⟨
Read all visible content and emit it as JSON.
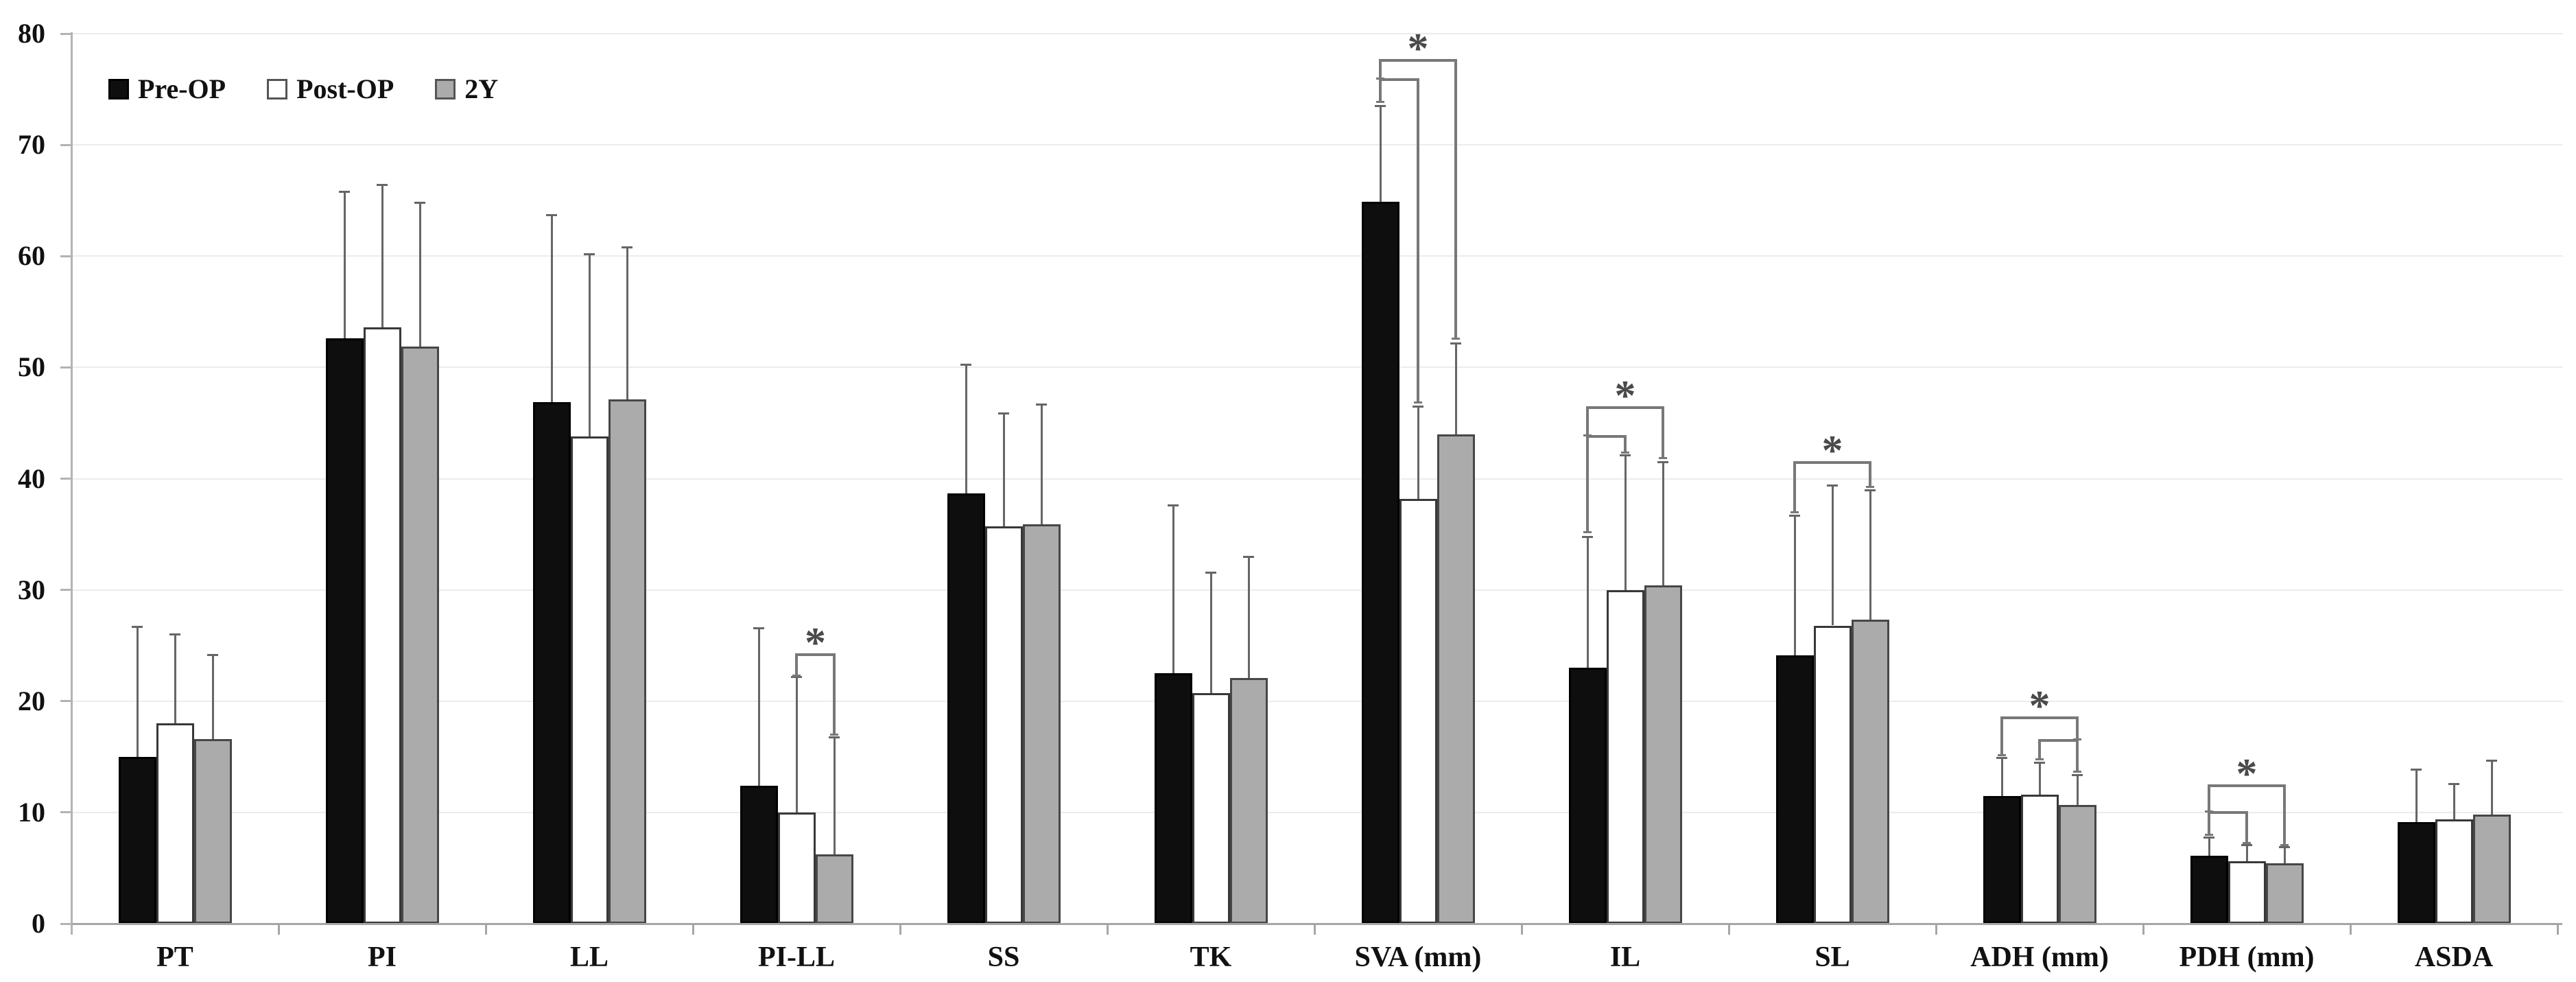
{
  "chart_data": {
    "type": "bar",
    "title": "",
    "xlabel": "",
    "ylabel": "",
    "ylim": [
      0,
      80
    ],
    "ytick_step": 10,
    "ytick_labels": [
      "0",
      "10",
      "20",
      "30",
      "40",
      "50",
      "60",
      "70",
      "80"
    ],
    "grid": true,
    "legend_position": "top-left",
    "error_bars": "upper-only",
    "significance_marker": "*",
    "categories": [
      "PT",
      "PI",
      "LL",
      "PI-LL",
      "SS",
      "TK",
      "SVA (mm)",
      "IL",
      "SL",
      "ADH (mm)",
      "PDH (mm)",
      "ASDA"
    ],
    "series": [
      {
        "name": "Pre-OP",
        "fill": "#0e0e0e",
        "border": "#000000",
        "values": [
          15.0,
          52.6,
          46.9,
          12.4,
          38.7,
          22.5,
          64.9,
          23.0,
          24.1,
          11.5,
          6.1,
          9.1
        ],
        "errors": [
          11.7,
          13.2,
          16.8,
          14.2,
          11.6,
          15.1,
          8.6,
          11.8,
          12.6,
          3.4,
          1.7,
          4.8
        ]
      },
      {
        "name": "Post-OP",
        "fill": "#ffffff",
        "border": "#383838",
        "values": [
          18.0,
          53.6,
          43.8,
          10.0,
          35.7,
          20.7,
          38.2,
          30.0,
          26.8,
          11.6,
          5.6,
          9.4
        ],
        "errors": [
          8.0,
          12.8,
          16.4,
          12.2,
          10.2,
          10.9,
          8.3,
          12.1,
          12.6,
          2.9,
          1.5,
          3.2
        ]
      },
      {
        "name": "2Y",
        "fill": "#ababab",
        "border": "#474747",
        "values": [
          16.6,
          51.9,
          47.1,
          6.2,
          35.9,
          22.1,
          44.0,
          30.4,
          27.3,
          10.7,
          5.4,
          9.8
        ],
        "errors": [
          7.6,
          12.9,
          13.7,
          10.6,
          10.8,
          10.9,
          8.2,
          11.1,
          11.7,
          2.7,
          1.5,
          4.9
        ]
      }
    ],
    "significance": [
      {
        "category": "PI-LL",
        "a": "Post-OP",
        "b": "2Y",
        "level": 24.3,
        "a_end": 22.3,
        "b_end": 17.0,
        "star": true
      },
      {
        "category": "SVA (mm)",
        "a": "Pre-OP",
        "b": "Post-OP",
        "level": 76.0,
        "a_end": 73.9,
        "b_end": 46.9,
        "star": false
      },
      {
        "category": "SVA (mm)",
        "a": "Pre-OP",
        "b": "2Y",
        "level": 77.7,
        "a_end": 76.0,
        "b_end": 52.6,
        "star": true
      },
      {
        "category": "IL",
        "a": "Pre-OP",
        "b": "Post-OP",
        "level": 43.9,
        "a_end": 35.2,
        "b_end": 42.4,
        "star": false
      },
      {
        "category": "IL",
        "a": "Pre-OP",
        "b": "2Y",
        "level": 46.5,
        "a_end": 43.9,
        "b_end": 41.9,
        "star": true
      },
      {
        "category": "SL",
        "a": "Pre-OP",
        "b": "2Y",
        "level": 41.6,
        "a_end": 37.0,
        "b_end": 39.3,
        "star": true
      },
      {
        "category": "ADH (mm)",
        "a": "Post-OP",
        "b": "2Y",
        "level": 16.6,
        "a_end": 14.8,
        "b_end": 13.7,
        "star": false
      },
      {
        "category": "ADH (mm)",
        "a": "Pre-OP",
        "b": "2Y",
        "level": 18.6,
        "a_end": 15.2,
        "b_end": 16.6,
        "star": true
      },
      {
        "category": "PDH (mm)",
        "a": "Pre-OP",
        "b": "Post-OP",
        "level": 10.1,
        "a_end": 8.0,
        "b_end": 7.3,
        "star": false
      },
      {
        "category": "PDH (mm)",
        "a": "Pre-OP",
        "b": "2Y",
        "level": 12.5,
        "a_end": 10.1,
        "b_end": 7.1,
        "star": true
      }
    ]
  },
  "legend": {
    "items": [
      {
        "label": "Pre-OP"
      },
      {
        "label": "Post-OP"
      },
      {
        "label": "2Y"
      }
    ]
  }
}
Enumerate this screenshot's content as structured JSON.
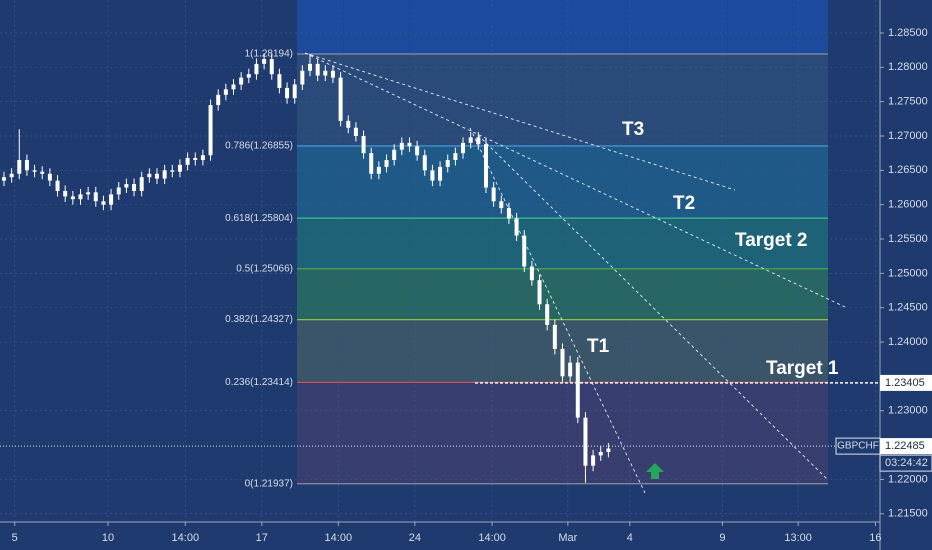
{
  "chart_data": {
    "type": "candlestick",
    "symbol": "GBPCHF",
    "countdown": "03:24:42",
    "candle_color": "#ffffff",
    "open": [
      1.2635,
      1.264,
      1.2645,
      1.2665,
      1.265,
      1.2648,
      1.2645,
      1.2635,
      1.262,
      1.2612,
      1.2608,
      1.2615,
      1.2618,
      1.2605,
      1.26,
      1.2615,
      1.2625,
      1.263,
      1.262,
      1.264,
      1.2645,
      1.2638,
      1.265,
      1.2648,
      1.2658,
      1.2668,
      1.2665,
      1.2672,
      1.2745,
      1.276,
      1.2768,
      1.2775,
      1.2785,
      1.279,
      1.2805,
      1.2812,
      1.279,
      1.277,
      1.2755,
      1.2775,
      1.2795,
      1.2805,
      1.2788,
      1.2795,
      1.2785,
      1.2722,
      1.2712,
      1.27,
      1.2675,
      1.2645,
      1.2655,
      1.2665,
      1.268,
      1.269,
      1.2685,
      1.2672,
      1.265,
      1.2635,
      1.2655,
      1.2665,
      1.2675,
      1.269,
      1.2698,
      1.2688,
      1.2625,
      1.2605,
      1.2595,
      1.258,
      1.2555,
      1.251,
      1.249,
      1.2455,
      1.2425,
      1.239,
      1.235,
      1.237,
      1.229,
      1.222,
      1.2235,
      1.224
    ],
    "high": [
      1.2648,
      1.2653,
      1.271,
      1.2673,
      1.2658,
      1.2656,
      1.2653,
      1.2643,
      1.2628,
      1.262,
      1.2623,
      1.2626,
      1.2626,
      1.2613,
      1.2623,
      1.2633,
      1.2638,
      1.2638,
      1.2648,
      1.2653,
      1.2653,
      1.2658,
      1.2658,
      1.2666,
      1.2676,
      1.2676,
      1.268,
      1.2753,
      1.2768,
      1.2776,
      1.2783,
      1.2793,
      1.2798,
      1.2813,
      1.282,
      1.282,
      1.2798,
      1.2778,
      1.2783,
      1.2803,
      1.28194,
      1.2813,
      1.2803,
      1.2803,
      1.2793,
      1.273,
      1.272,
      1.2708,
      1.2683,
      1.2663,
      1.2673,
      1.2688,
      1.2698,
      1.2698,
      1.2693,
      1.268,
      1.2658,
      1.2663,
      1.2673,
      1.2683,
      1.2698,
      1.2706,
      1.2706,
      1.2696,
      1.2633,
      1.2613,
      1.2603,
      1.2588,
      1.2563,
      1.2518,
      1.2498,
      1.2463,
      1.2433,
      1.2398,
      1.238,
      1.2378,
      1.2298,
      1.2243,
      1.2248,
      1.2253
    ],
    "low": [
      1.2627,
      1.2632,
      1.2637,
      1.2642,
      1.264,
      1.2637,
      1.2627,
      1.2612,
      1.2604,
      1.26,
      1.26,
      1.2607,
      1.2597,
      1.2592,
      1.2592,
      1.2607,
      1.2617,
      1.2612,
      1.2612,
      1.2632,
      1.263,
      1.263,
      1.264,
      1.264,
      1.265,
      1.2657,
      1.2657,
      1.2664,
      1.2737,
      1.2752,
      1.276,
      1.2767,
      1.2777,
      1.2782,
      1.2797,
      1.2782,
      1.2762,
      1.2747,
      1.2747,
      1.2767,
      1.2787,
      1.278,
      1.278,
      1.2777,
      1.2714,
      1.2704,
      1.2692,
      1.2667,
      1.2637,
      1.2637,
      1.2647,
      1.2657,
      1.2672,
      1.2677,
      1.2664,
      1.2642,
      1.2627,
      1.2627,
      1.2647,
      1.2657,
      1.2667,
      1.2682,
      1.268,
      1.2617,
      1.2597,
      1.2587,
      1.2572,
      1.2547,
      1.2502,
      1.2482,
      1.2447,
      1.2417,
      1.2382,
      1.2342,
      1.2342,
      1.2282,
      1.2195,
      1.2212,
      1.2227,
      1.2232
    ],
    "close": [
      1.264,
      1.2645,
      1.2665,
      1.265,
      1.2648,
      1.2645,
      1.2635,
      1.262,
      1.2612,
      1.2608,
      1.2615,
      1.2618,
      1.2605,
      1.26,
      1.2615,
      1.2625,
      1.263,
      1.262,
      1.264,
      1.2645,
      1.2638,
      1.265,
      1.2648,
      1.2658,
      1.2668,
      1.2665,
      1.2672,
      1.2745,
      1.276,
      1.2768,
      1.2775,
      1.2785,
      1.279,
      1.2805,
      1.2812,
      1.279,
      1.277,
      1.2755,
      1.2775,
      1.2795,
      1.2805,
      1.2788,
      1.2795,
      1.2785,
      1.2722,
      1.2712,
      1.27,
      1.2675,
      1.2645,
      1.2655,
      1.2665,
      1.268,
      1.269,
      1.2685,
      1.2672,
      1.265,
      1.2635,
      1.2655,
      1.2665,
      1.2675,
      1.269,
      1.2698,
      1.2688,
      1.2625,
      1.2605,
      1.2595,
      1.258,
      1.2555,
      1.251,
      1.249,
      1.2455,
      1.2425,
      1.239,
      1.235,
      1.237,
      1.229,
      1.222,
      1.2235,
      1.224,
      1.2245
    ],
    "xlim": [
      -0.52,
      114.5
    ],
    "xticks": [
      {
        "value": 1.4,
        "label": "5"
      },
      {
        "value": 13.6,
        "label": "10"
      },
      {
        "value": 23.7,
        "label": "14:00"
      },
      {
        "value": 33.7,
        "label": "17"
      },
      {
        "value": 43.7,
        "label": "14:00"
      },
      {
        "value": 53.7,
        "label": "24"
      },
      {
        "value": 63.8,
        "label": "14:00"
      },
      {
        "value": 73.7,
        "label": "Mar"
      },
      {
        "value": 81.8,
        "label": "4"
      },
      {
        "value": 93.9,
        "label": "9"
      },
      {
        "value": 103.8,
        "label": "13:00"
      },
      {
        "value": 113.9,
        "label": "16"
      }
    ],
    "ylim": [
      1.2138,
      1.2898
    ],
    "yticks": [
      {
        "value": 1.215,
        "label": "1.21500"
      },
      {
        "value": 1.22,
        "label": "1.22000"
      },
      {
        "value": 1.23,
        "label": "1.23000"
      },
      {
        "value": 1.24,
        "label": "1.24000"
      },
      {
        "value": 1.245,
        "label": "1.24500"
      },
      {
        "value": 1.25,
        "label": "1.25000"
      },
      {
        "value": 1.255,
        "label": "1.25500"
      },
      {
        "value": 1.26,
        "label": "1.26000"
      },
      {
        "value": 1.265,
        "label": "1.26500"
      },
      {
        "value": 1.27,
        "label": "1.27000"
      },
      {
        "value": 1.275,
        "label": "1.27500"
      },
      {
        "value": 1.28,
        "label": "1.28000"
      },
      {
        "value": 1.285,
        "label": "1.28500"
      }
    ],
    "grid": true,
    "fib_levels": [
      {
        "value": 1.28194,
        "label": "1(1.28194)",
        "color": "#8a8f9c"
      },
      {
        "value": 1.26855,
        "label": "0.786(1.26855)",
        "color": "#4a9fe0"
      },
      {
        "value": 1.25804,
        "label": "0.618(1.25804)",
        "color": "#3fbf8f"
      },
      {
        "value": 1.25066,
        "label": "0.5(1.25066)",
        "color": "#4caf50"
      },
      {
        "value": 1.24327,
        "label": "0.382(1.24327)",
        "color": "#8bc34a"
      },
      {
        "value": 1.23414,
        "label": "0.236(1.23414)",
        "color": "#d9534f"
      },
      {
        "value": 1.21937,
        "label": "0(1.21937)",
        "color": "#8a8f9c"
      }
    ],
    "target_line": {
      "value": 1.23405,
      "label": "1.23405"
    },
    "last_price": {
      "value": 1.22485,
      "label": "1.22485"
    },
    "annotations": [
      "T3",
      "T2",
      "Target 2",
      "T1",
      "Target 1"
    ]
  }
}
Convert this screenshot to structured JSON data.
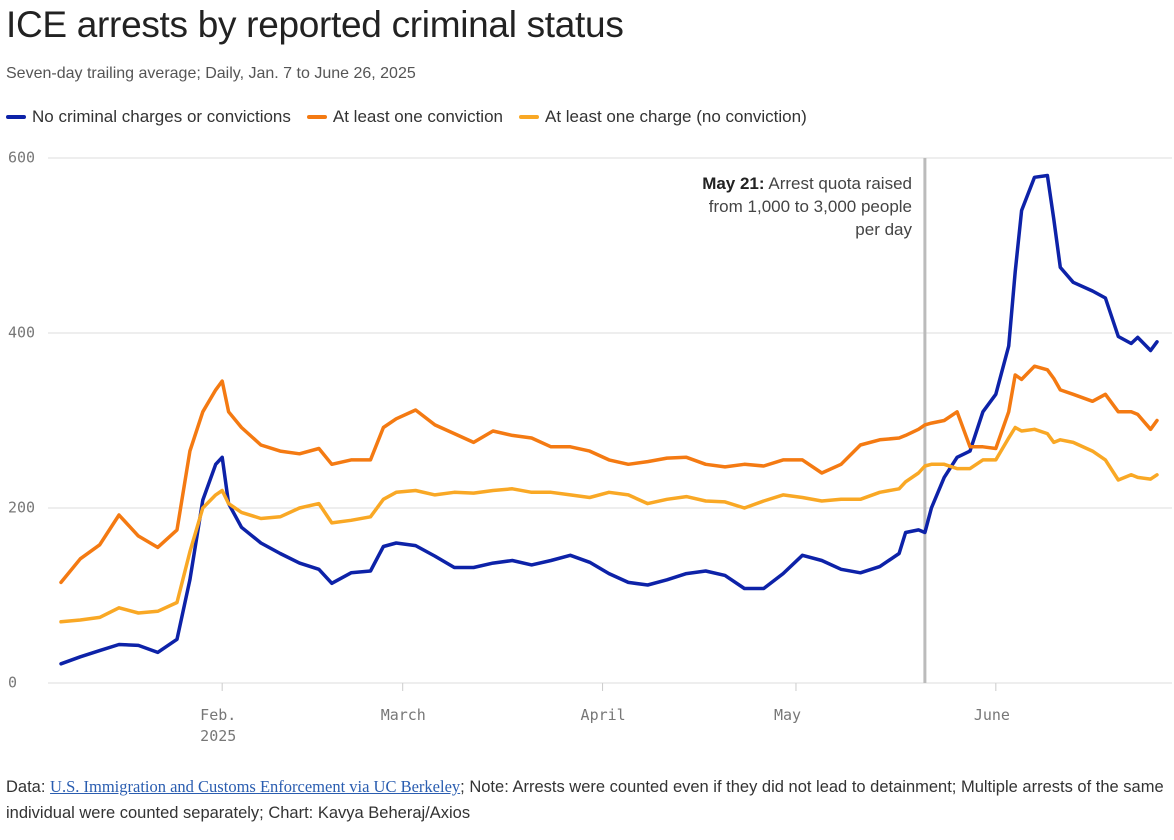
⟩
[OBJECTIVE] Tally the lines above that contain the word "content", and reply with only the number.

[SOLUTION FOR THIS EXERCISE] 2